# Task instructions:
Extract and list every line that contains the word "способствующих".

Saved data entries
----

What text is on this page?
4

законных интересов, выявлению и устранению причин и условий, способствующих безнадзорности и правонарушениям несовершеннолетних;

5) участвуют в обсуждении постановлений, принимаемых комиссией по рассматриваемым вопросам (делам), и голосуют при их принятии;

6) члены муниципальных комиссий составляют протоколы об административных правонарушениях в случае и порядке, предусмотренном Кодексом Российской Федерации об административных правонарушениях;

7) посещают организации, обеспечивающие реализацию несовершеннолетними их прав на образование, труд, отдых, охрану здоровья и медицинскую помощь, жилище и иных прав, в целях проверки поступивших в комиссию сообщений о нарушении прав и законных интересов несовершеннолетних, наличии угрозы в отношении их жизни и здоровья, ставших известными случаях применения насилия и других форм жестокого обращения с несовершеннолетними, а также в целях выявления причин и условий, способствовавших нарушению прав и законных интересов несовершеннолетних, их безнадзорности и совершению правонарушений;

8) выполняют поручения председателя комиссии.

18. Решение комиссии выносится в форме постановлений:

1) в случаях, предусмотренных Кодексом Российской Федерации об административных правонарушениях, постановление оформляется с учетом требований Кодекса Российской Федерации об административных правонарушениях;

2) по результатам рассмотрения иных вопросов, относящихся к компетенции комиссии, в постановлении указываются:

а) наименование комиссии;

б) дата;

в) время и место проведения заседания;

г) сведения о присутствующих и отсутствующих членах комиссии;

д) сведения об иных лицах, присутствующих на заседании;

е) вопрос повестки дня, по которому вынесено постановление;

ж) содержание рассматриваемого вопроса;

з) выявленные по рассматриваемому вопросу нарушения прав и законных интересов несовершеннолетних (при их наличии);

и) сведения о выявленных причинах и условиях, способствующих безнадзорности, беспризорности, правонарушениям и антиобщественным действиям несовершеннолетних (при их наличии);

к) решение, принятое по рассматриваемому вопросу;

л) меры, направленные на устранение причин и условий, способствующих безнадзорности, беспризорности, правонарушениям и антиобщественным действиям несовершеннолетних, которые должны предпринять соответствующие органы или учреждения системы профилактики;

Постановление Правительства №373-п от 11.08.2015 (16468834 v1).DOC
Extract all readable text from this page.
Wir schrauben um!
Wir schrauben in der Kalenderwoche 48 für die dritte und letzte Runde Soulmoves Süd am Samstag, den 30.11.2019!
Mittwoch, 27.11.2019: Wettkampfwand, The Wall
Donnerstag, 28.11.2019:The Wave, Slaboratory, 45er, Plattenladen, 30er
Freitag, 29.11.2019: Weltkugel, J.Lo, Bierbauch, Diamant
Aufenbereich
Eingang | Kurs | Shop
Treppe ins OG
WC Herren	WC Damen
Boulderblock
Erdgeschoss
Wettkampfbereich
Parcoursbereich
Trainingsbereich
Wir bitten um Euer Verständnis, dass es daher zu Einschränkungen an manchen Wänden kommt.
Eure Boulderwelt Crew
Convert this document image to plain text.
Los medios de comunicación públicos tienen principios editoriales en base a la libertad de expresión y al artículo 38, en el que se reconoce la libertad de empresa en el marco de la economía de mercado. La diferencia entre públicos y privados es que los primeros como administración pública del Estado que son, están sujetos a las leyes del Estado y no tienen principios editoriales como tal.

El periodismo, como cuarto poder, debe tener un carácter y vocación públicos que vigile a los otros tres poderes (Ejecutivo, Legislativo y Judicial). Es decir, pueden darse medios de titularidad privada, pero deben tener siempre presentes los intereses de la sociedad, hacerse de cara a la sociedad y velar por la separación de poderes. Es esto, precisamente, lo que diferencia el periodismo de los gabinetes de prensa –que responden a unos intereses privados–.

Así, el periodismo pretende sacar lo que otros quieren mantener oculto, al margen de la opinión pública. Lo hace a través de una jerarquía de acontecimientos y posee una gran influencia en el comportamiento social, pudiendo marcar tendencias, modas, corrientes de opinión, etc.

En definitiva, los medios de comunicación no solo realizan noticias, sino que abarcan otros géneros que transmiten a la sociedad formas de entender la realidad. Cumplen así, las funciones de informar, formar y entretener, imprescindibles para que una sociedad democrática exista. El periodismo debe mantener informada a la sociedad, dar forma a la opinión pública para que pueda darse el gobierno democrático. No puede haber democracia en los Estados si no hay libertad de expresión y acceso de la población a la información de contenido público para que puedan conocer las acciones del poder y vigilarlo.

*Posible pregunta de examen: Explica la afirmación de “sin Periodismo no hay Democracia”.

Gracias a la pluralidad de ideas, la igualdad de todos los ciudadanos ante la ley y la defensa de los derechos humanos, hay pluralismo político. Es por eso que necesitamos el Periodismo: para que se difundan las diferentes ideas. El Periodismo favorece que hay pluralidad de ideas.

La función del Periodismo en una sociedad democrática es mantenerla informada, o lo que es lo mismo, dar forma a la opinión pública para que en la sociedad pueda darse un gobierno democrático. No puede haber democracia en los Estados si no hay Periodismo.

----

# Task solution:
законных интересов, выявлению и устранению причин и условий, способствующих безнадзорности и правонарушениям несовершеннолетних;
и) сведения о выявленных причинах и условиях, способствующих безнадзорности, беспризорности, правонарушениям и антиобщественным действиям несовершеннолетних (при их наличии);
л) меры, направленные на устранение причин и условий, способствующих безнадзорности, беспризорности, правонарушениям и антиобщественным действиям несовершеннолетних, которые должны предпринять соответствующие органы или учреждения системы профилактики;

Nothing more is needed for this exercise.